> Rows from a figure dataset
..............................

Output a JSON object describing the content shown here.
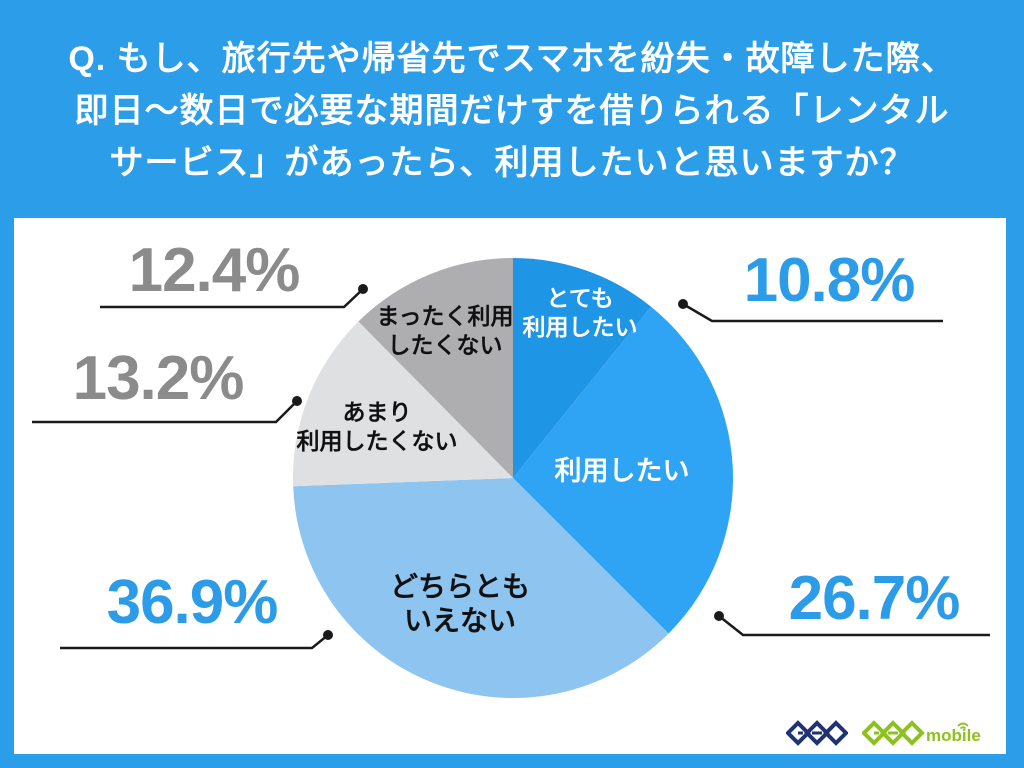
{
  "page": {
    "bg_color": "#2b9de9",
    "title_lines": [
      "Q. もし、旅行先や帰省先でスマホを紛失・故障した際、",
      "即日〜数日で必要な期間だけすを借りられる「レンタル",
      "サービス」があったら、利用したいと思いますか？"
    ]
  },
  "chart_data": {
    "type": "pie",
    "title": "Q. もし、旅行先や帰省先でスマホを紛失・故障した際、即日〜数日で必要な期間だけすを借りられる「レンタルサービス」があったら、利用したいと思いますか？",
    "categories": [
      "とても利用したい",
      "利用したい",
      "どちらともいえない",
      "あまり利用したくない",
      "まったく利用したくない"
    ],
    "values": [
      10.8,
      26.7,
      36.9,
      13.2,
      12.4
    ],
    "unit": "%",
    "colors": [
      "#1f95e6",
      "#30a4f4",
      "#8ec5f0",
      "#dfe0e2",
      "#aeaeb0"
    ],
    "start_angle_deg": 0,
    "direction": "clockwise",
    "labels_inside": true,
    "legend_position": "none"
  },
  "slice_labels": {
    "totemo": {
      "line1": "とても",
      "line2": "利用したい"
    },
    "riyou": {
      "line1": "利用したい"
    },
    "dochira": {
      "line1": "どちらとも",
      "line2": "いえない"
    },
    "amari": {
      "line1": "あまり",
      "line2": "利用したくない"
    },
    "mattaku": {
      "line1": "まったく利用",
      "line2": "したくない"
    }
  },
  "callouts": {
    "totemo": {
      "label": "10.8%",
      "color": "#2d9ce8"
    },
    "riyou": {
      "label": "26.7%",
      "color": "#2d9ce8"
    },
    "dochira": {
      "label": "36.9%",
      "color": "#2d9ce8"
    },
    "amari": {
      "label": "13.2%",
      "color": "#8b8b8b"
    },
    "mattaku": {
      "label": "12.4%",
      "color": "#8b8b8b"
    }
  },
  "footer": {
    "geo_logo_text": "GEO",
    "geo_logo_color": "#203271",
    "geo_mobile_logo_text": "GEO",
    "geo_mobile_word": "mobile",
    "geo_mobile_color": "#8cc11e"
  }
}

..............................

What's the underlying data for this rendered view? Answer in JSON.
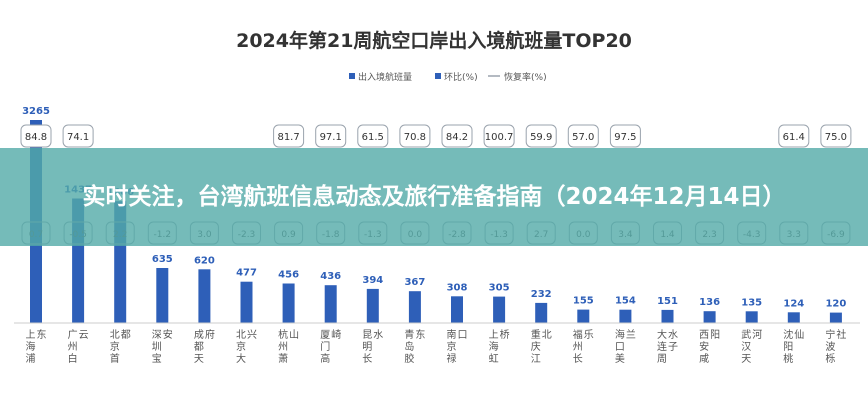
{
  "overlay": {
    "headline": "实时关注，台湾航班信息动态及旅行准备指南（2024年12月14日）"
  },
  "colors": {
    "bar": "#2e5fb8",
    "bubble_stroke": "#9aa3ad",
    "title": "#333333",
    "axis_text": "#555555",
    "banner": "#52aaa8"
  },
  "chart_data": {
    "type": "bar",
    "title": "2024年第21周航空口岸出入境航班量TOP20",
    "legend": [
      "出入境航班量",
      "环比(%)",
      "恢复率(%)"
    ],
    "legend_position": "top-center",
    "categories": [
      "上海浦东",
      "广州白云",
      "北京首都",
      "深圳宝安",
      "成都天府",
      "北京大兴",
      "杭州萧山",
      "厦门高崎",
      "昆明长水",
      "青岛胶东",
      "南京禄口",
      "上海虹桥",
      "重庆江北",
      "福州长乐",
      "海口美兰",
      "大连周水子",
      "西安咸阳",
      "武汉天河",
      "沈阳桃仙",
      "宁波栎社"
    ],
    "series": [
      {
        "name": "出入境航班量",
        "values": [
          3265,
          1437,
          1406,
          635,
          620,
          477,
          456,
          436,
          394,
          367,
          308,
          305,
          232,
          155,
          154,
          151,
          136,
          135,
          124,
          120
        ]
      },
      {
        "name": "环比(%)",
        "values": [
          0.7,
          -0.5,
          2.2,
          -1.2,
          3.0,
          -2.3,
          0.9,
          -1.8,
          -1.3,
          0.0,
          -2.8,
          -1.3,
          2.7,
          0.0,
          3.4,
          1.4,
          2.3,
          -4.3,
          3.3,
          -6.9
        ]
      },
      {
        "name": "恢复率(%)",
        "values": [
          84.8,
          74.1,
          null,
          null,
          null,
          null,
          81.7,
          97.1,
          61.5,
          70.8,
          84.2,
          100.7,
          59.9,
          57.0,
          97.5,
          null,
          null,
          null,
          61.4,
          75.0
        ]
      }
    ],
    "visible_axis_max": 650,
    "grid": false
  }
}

..............................

> OBJECTIVE
Going over the lines above, work out how many include "JSON", then give only that number.

> WRITTEN SOLUTION
2